## Written exercise
Find the line that contains "Extract the structured". Output it and every line after it to the end of the records, exactly as they appear.

-- BEGIN Data supplied --

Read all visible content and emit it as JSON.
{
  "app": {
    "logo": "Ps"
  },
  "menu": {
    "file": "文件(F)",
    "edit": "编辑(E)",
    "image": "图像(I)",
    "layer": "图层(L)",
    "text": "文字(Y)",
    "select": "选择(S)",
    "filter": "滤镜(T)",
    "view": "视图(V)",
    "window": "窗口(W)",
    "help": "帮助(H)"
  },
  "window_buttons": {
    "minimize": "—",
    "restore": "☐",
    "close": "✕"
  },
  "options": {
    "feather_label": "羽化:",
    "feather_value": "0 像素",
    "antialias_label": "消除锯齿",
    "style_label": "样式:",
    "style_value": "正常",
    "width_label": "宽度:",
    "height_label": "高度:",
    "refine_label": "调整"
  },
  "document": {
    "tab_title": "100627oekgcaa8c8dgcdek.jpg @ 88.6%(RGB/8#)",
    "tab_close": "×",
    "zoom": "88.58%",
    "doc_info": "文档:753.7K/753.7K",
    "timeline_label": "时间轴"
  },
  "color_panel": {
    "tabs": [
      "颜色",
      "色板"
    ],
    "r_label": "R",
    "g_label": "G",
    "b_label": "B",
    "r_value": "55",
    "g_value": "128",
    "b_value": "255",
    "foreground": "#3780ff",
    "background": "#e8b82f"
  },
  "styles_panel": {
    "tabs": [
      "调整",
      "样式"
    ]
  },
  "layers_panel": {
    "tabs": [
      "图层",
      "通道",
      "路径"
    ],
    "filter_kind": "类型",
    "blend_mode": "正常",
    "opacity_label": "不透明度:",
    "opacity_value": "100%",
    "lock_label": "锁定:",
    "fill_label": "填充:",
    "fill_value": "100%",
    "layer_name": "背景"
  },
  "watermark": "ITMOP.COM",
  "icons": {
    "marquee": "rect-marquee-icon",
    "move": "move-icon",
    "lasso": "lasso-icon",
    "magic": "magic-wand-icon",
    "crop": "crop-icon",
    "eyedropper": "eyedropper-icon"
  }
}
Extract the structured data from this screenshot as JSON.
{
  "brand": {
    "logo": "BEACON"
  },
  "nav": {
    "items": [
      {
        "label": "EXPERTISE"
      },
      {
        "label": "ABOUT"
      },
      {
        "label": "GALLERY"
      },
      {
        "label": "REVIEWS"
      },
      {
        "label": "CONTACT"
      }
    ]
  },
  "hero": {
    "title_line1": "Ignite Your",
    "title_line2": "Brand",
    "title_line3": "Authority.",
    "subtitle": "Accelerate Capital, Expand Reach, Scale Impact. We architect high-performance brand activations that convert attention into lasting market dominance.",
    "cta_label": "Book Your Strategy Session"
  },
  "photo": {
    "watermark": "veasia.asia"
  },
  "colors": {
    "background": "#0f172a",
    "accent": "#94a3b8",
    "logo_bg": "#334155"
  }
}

-- END Data supplied --

## Exercise answer
Extract the structured data from this screenshot as JSON.
{
  "brand": {
    "logo": "BEACON"
  },
  "nav": {
    "items": [
      {
        "label": "EXPERTISE"
      },
      {
        "label": "ABOUT"
      },
      {
        "label": "GALLERY"
      },
      {
        "label": "REVIEWS"
      },
      {
        "label": "CONTACT"
      }
    ]
  },
  "hero": {
    "title_line1": "Ignite Your",
    "title_line2": "Brand",
    "title_line3": "Authority.",
    "subtitle": "Accelerate Capital, Expand Reach, Scale Impact. We architect high-performance brand activations that convert attention into lasting market dominance.",
    "cta_label": "Book Your Strategy Session"
  },
  "photo": {
    "watermark": "veasia.asia"
  },
  "colors": {
    "background": "#0f172a",
    "accent": "#94a3b8",
    "logo_bg": "#334155"
  }
}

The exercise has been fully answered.